╭──

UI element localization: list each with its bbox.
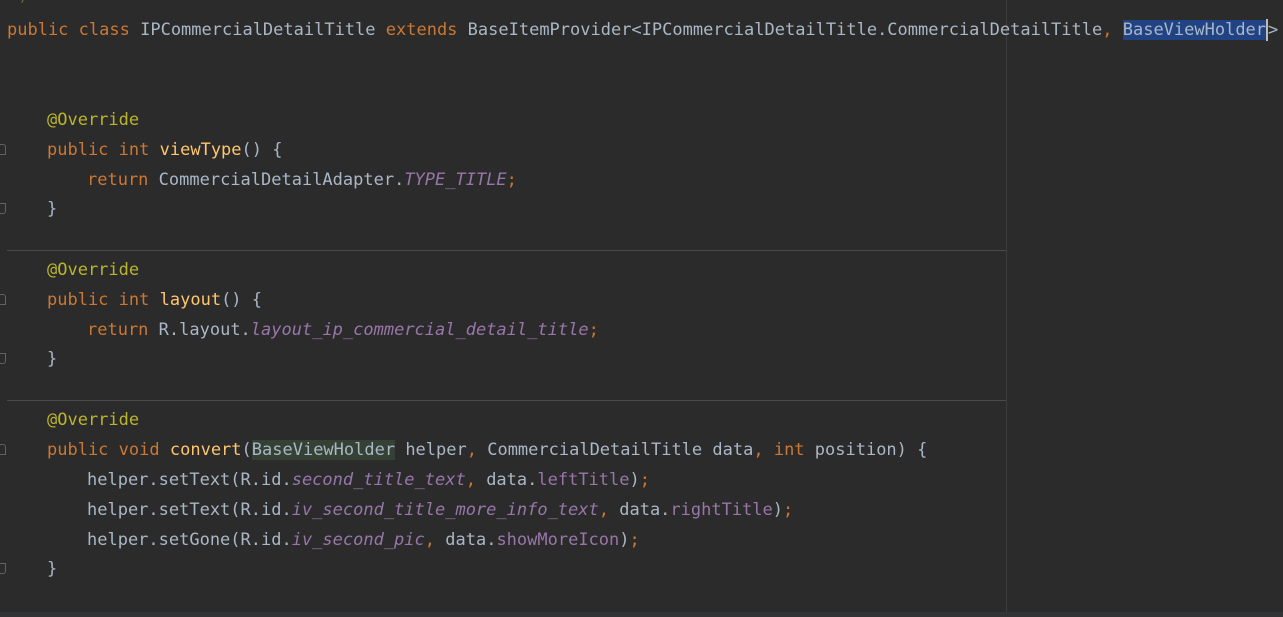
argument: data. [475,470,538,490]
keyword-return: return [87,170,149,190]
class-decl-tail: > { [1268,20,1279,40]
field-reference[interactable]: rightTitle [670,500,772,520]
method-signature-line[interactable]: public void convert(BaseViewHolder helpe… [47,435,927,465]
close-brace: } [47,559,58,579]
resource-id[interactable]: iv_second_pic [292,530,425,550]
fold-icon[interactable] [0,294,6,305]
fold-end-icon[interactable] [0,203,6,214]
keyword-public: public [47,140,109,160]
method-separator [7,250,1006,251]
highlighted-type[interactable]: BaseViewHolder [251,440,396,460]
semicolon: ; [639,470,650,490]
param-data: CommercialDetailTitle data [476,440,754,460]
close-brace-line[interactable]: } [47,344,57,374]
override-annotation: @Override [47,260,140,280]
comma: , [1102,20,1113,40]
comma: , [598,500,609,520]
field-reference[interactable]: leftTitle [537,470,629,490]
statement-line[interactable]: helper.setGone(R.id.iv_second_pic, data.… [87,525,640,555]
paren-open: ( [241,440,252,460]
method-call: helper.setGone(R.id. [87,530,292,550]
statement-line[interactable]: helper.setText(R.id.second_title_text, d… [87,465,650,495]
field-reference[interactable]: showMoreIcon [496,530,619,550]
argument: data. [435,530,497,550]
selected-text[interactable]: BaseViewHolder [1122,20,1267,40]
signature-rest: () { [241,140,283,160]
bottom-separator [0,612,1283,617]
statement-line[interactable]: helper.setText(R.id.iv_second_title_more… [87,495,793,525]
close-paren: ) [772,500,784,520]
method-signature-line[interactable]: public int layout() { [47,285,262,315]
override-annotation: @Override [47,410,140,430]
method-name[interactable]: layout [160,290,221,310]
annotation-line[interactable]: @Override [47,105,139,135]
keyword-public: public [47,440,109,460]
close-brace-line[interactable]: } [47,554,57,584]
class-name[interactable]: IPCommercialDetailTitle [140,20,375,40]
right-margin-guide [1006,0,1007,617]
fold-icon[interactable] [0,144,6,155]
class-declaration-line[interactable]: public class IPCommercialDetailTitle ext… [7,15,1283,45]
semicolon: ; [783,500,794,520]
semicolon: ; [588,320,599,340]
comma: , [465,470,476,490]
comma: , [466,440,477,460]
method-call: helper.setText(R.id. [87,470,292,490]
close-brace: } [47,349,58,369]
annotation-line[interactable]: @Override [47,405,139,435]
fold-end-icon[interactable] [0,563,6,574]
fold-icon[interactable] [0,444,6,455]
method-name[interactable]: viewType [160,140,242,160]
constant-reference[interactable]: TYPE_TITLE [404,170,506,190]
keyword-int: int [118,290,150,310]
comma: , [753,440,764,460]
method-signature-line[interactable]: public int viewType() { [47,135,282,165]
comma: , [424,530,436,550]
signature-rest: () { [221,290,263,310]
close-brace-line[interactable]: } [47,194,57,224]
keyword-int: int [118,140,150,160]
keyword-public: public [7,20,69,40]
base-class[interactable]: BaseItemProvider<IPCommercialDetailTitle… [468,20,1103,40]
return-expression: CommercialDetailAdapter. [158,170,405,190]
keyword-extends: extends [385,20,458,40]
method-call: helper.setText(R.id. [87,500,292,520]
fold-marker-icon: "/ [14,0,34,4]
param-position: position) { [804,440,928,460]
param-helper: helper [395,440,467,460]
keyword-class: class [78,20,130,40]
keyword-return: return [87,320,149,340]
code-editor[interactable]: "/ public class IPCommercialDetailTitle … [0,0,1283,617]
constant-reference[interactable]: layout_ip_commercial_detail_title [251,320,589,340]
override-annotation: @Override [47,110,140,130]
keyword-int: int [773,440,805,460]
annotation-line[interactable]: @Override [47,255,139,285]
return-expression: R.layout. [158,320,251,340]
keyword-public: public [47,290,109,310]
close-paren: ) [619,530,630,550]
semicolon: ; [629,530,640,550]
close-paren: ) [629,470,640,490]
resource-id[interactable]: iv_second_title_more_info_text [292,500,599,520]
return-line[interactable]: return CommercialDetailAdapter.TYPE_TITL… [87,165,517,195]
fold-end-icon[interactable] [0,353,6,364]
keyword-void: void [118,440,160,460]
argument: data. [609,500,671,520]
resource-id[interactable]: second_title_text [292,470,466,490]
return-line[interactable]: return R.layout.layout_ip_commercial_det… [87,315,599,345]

╰──

Written task
Rename "override-annotation" to "annotation-marker" in the stretch from the line containing "argument: data. [475,470,538,490]" through the line containing "helper.setText(R.id.second_title_text, d… [87,465,650,495]", and return only those lines with everything else left as is.

Exercise answer
argument: data. [475,470,538,490]
keyword-return: return [87,170,149,190]
class-decl-tail: > { [1268,20,1279,40]
field-reference[interactable]: rightTitle [670,500,772,520]
method-signature-line[interactable]: public void convert(BaseViewHolder helpe… [47,435,927,465]
close-brace: } [47,559,58,579]
resource-id[interactable]: iv_second_pic [292,530,425,550]
fold-icon[interactable] [0,294,6,305]
fold-end-icon[interactable] [0,203,6,214]
keyword-public: public [47,140,109,160]
method-separator [7,250,1006,251]
highlighted-type[interactable]: BaseViewHolder [251,440,396,460]
semicolon: ; [639,470,650,490]
param-data: CommercialDetailTitle data [476,440,754,460]
close-brace-line[interactable]: } [47,344,57,374]
annotation-marker: @Override [47,260,140,280]
comma: , [1102,20,1113,40]
comma: , [598,500,609,520]
field-reference[interactable]: leftTitle [537,470,629,490]
statement-line[interactable]: helper.setGone(R.id.iv_second_pic, data.… [87,525,640,555]
paren-open: ( [241,440,252,460]
method-call: helper.setGone(R.id. [87,530,292,550]
statement-line[interactable]: helper.setText(R.id.second_title_text, d… [87,465,650,495]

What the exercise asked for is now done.